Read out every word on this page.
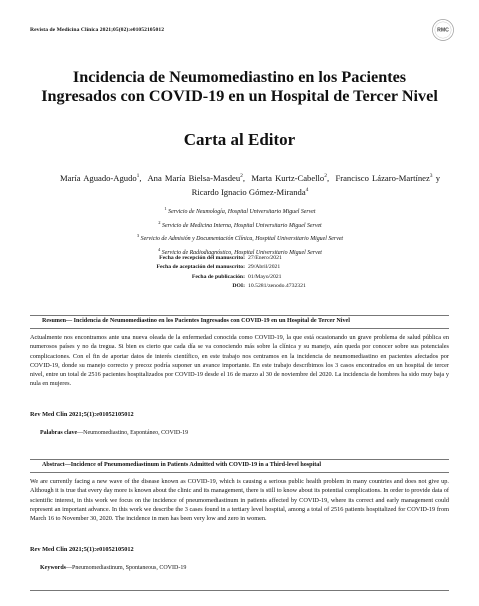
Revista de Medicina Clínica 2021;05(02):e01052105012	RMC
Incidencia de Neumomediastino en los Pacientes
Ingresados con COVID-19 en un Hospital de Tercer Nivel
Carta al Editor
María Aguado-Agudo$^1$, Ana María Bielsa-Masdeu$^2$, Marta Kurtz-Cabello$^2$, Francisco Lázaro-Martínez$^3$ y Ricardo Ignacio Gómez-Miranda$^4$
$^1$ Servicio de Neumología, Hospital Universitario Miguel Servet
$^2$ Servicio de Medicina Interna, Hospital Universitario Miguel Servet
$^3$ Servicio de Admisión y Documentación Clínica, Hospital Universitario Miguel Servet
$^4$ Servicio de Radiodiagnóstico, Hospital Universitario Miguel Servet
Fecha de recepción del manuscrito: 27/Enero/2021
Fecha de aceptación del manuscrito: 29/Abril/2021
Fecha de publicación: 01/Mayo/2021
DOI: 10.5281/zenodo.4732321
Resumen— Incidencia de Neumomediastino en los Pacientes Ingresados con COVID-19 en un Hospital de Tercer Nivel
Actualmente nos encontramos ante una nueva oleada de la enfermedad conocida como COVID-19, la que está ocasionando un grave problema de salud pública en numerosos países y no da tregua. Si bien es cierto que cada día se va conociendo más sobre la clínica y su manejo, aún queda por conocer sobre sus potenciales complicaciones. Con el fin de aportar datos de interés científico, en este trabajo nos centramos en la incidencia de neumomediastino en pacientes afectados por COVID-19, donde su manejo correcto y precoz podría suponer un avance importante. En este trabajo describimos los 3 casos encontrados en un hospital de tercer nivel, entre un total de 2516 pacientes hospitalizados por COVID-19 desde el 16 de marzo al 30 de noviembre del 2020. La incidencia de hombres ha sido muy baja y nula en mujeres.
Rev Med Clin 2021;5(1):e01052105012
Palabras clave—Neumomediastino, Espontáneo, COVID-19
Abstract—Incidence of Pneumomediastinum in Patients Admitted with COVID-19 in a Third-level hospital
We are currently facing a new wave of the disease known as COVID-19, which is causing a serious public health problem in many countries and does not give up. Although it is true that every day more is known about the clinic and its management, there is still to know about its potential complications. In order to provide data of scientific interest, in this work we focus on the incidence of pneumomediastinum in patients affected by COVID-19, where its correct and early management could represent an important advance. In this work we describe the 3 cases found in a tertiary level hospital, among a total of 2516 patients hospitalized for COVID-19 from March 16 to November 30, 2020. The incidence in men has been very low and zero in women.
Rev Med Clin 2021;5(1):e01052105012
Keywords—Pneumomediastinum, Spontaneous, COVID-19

* * *

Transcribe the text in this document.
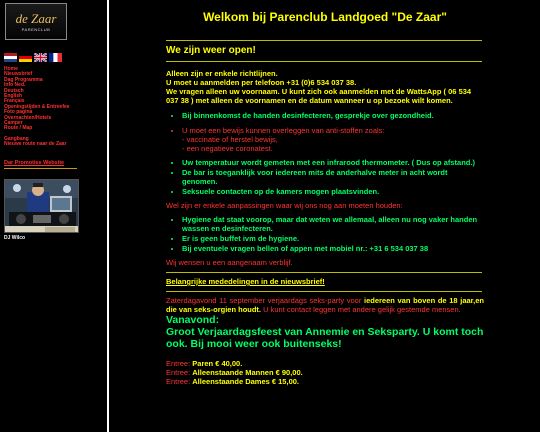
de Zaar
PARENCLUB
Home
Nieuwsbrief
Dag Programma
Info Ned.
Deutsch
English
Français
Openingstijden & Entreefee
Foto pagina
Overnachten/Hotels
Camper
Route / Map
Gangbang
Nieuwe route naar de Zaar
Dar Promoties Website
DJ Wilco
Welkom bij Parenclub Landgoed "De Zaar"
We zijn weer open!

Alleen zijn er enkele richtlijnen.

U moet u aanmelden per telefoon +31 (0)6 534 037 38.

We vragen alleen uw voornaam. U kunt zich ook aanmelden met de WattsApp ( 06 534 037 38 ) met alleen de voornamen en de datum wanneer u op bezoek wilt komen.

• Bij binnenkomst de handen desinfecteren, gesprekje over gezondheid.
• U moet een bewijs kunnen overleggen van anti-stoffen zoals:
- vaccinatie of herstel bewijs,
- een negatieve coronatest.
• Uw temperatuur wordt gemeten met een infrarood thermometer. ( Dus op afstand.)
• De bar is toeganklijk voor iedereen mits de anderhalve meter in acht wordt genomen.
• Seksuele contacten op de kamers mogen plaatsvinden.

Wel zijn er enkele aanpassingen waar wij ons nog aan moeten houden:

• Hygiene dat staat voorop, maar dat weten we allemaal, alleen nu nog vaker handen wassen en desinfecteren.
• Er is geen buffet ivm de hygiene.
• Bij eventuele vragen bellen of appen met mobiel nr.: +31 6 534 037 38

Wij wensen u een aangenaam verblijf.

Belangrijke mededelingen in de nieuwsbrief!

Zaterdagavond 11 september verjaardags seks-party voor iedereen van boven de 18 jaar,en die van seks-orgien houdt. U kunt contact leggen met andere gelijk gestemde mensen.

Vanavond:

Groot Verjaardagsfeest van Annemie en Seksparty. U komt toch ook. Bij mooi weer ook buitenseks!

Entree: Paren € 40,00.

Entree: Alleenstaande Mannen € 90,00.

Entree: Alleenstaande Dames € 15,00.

==

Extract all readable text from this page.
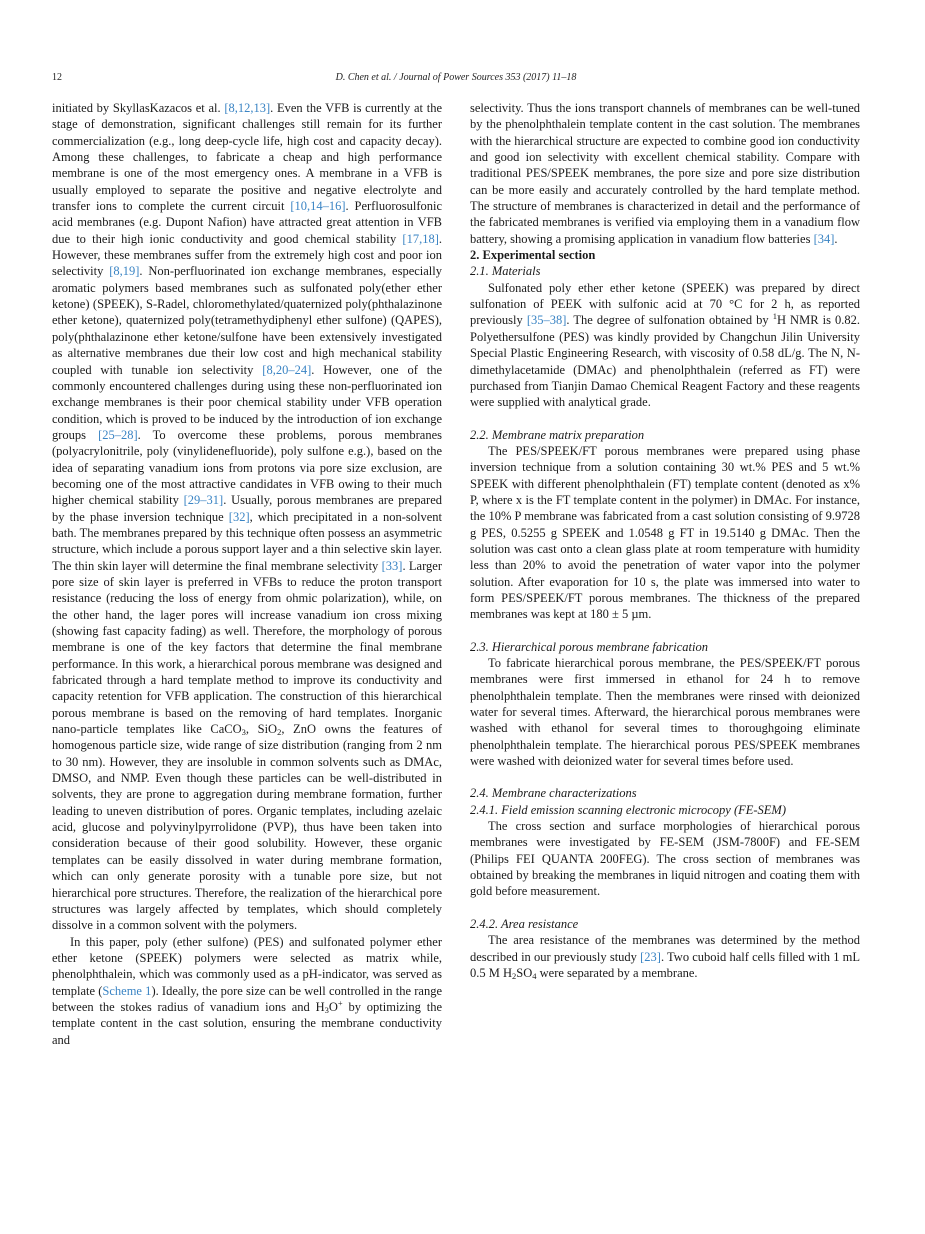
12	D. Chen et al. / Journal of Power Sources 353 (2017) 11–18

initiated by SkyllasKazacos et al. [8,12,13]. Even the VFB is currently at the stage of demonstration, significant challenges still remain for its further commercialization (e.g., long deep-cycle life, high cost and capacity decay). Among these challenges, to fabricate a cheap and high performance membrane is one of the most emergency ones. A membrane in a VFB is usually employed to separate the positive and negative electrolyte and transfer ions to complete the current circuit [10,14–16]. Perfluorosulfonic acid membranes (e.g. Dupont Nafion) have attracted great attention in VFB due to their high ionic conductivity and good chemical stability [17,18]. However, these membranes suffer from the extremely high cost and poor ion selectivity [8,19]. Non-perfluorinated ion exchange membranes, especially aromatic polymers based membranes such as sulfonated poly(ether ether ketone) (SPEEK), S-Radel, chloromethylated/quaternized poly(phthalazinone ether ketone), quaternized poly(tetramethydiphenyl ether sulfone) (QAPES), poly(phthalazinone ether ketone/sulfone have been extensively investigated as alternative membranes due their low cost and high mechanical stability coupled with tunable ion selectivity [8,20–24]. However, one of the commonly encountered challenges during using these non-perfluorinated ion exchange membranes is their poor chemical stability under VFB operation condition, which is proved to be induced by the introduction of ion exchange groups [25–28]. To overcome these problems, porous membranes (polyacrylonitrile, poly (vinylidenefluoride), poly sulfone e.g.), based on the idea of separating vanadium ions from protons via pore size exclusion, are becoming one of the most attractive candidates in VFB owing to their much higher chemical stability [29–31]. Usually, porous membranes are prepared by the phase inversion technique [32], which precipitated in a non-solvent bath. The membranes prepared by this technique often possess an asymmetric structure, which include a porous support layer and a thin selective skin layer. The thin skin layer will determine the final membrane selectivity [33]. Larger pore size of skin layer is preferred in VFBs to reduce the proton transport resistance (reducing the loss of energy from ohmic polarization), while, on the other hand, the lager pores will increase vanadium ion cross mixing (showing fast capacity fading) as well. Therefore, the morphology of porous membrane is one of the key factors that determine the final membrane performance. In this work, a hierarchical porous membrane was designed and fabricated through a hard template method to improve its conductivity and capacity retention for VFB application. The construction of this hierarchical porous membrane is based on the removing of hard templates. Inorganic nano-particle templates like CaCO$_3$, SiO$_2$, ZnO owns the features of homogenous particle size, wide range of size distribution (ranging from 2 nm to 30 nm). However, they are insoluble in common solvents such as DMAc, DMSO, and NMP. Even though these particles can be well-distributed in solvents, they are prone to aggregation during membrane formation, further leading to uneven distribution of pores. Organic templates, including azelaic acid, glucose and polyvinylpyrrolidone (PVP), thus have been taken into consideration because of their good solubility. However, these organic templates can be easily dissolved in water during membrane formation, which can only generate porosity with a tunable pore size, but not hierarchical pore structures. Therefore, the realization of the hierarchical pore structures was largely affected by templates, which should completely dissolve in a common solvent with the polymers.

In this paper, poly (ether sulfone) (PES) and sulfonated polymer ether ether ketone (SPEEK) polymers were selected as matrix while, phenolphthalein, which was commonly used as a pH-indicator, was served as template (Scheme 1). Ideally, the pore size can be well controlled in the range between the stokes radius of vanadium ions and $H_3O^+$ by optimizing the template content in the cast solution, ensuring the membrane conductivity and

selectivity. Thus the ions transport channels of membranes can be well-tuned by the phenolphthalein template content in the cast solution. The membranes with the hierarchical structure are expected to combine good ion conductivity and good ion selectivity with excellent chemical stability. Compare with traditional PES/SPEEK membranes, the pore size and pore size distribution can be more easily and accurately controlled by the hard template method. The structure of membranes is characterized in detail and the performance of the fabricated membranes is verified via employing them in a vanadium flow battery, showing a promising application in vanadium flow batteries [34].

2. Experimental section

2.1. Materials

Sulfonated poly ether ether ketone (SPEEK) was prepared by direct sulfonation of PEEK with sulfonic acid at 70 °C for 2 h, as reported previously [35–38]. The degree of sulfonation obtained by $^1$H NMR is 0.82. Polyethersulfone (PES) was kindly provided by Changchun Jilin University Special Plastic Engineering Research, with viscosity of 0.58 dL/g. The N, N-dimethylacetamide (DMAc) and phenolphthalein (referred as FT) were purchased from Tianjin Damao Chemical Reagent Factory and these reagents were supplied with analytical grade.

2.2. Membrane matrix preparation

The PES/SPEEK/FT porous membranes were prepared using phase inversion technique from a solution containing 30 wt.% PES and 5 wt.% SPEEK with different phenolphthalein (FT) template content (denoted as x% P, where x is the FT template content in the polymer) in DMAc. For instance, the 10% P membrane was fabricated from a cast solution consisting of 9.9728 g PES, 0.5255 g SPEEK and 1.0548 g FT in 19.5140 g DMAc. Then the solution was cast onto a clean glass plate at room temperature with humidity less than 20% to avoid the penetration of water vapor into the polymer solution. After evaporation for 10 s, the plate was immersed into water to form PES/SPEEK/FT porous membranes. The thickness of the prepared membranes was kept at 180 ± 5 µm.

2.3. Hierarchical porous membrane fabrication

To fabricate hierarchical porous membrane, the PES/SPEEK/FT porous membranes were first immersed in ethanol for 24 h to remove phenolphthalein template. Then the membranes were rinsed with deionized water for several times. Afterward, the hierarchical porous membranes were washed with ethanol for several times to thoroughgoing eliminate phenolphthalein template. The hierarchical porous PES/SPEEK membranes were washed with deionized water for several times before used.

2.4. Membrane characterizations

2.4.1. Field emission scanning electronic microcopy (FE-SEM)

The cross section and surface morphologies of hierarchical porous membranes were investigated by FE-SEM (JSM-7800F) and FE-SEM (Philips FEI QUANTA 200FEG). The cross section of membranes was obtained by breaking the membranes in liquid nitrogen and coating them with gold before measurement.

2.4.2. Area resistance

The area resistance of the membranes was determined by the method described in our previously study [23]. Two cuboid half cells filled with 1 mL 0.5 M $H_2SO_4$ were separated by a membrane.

[The task]: Search the material for "bewijs" and copy each matching line.

[Result below]:
• U moet een bewijs kunnen overleggen van anti-stoffen zoals:
- vaccinatie of herstel bewijs,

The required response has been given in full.